▶ **WHAT IS EXPECTED**
Every record below should be transcribed exactly. Omit the images.

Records
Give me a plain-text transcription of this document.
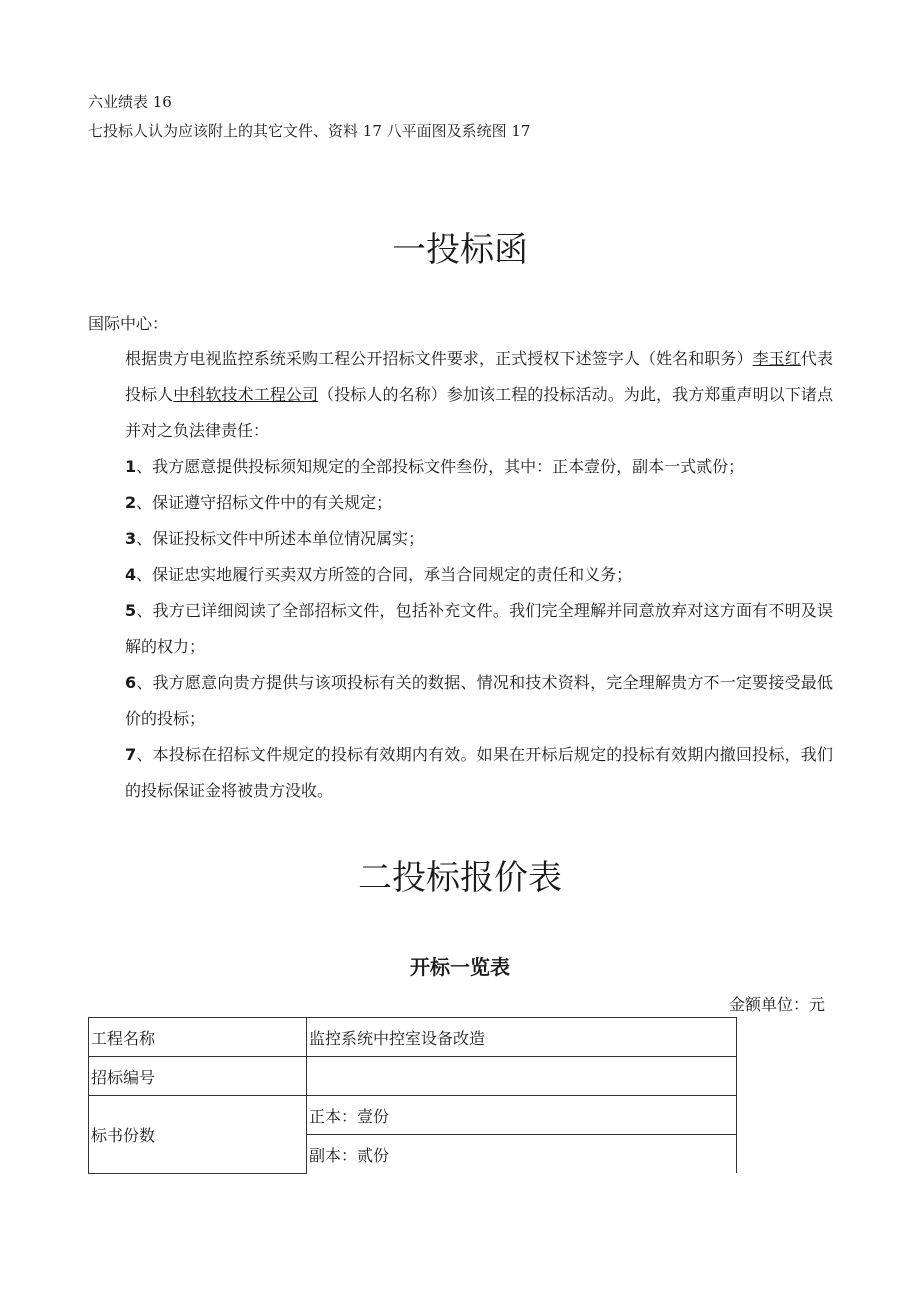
六业绩表 16
七投标人认为应该附上的其它文件、资料 17 八平面图及系统图 17
一投标函
国际中心：
根据贵方电视监控系统采购工程公开招标文件要求，正式授权下述签字人（姓名和职务）李玉红代表投标人中科软技术工程公司（投标人的名称）参加该工程的投标活动。为此，我方郑重声明以下诸点并对之负法律责任：
1、我方愿意提供投标须知规定的全部投标文件叁份，其中：正本壹份，副本一式贰份；
2、保证遵守招标文件中的有关规定；
3、保证投标文件中所述本单位情况属实；
4、保证忠实地履行买卖双方所签的合同，承当合同规定的责任和义务；
5、我方已详细阅读了全部招标文件，包括补充文件。我们完全理解并同意放弃对这方面有不明及误解的权力；
6、我方愿意向贵方提供与该项投标有关的数据、情况和技术资料，完全理解贵方不一定要接受最低价的投标；
7、本投标在招标文件规定的投标有效期内有效。如果在开标后规定的投标有效期内撤回投标，我们的投标保证金将被贵方没收。
二投标报价表
开标一览表
金额单位：元
工程名称	监控系统中控室设备改造
招标编号	
标书份数	正本：壹份
	副本：贰份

▶ **ANSWER TO THIS TASK**
Give me a plain-text transcription of this document.
六业绩表 16
七投标人认为应该附上的其它文件、资料 17 八平面图及系统图 17
一投标函
国际中心：
根据贵方电视监控系统采购工程公开招标文件要求，正式授权下述签字人（姓名和职务）李玉红代表投标人中科软技术工程公司（投标人的名称）参加该工程的投标活动。为此，我方郑重声明以下诸点并对之负法律责任：
1、我方愿意提供投标须知规定的全部投标文件叁份，其中：正本壹份，副本一式贰份；
2、保证遵守招标文件中的有关规定；
3、保证投标文件中所述本单位情况属实；
4、保证忠实地履行买卖双方所签的合同，承当合同规定的责任和义务；
5、我方已详细阅读了全部招标文件，包括补充文件。我们完全理解并同意放弃对这方面有不明及误解的权力；
6、我方愿意向贵方提供与该项投标有关的数据、情况和技术资料，完全理解贵方不一定要接受最低价的投标；
7、本投标在招标文件规定的投标有效期内有效。如果在开标后规定的投标有效期内撤回投标，我们的投标保证金将被贵方没收。
二投标报价表
开标一览表
金额单位：元
工程名称	监控系统中控室设备改造
招标编号	
标书份数	正本：壹份
	副本：贰份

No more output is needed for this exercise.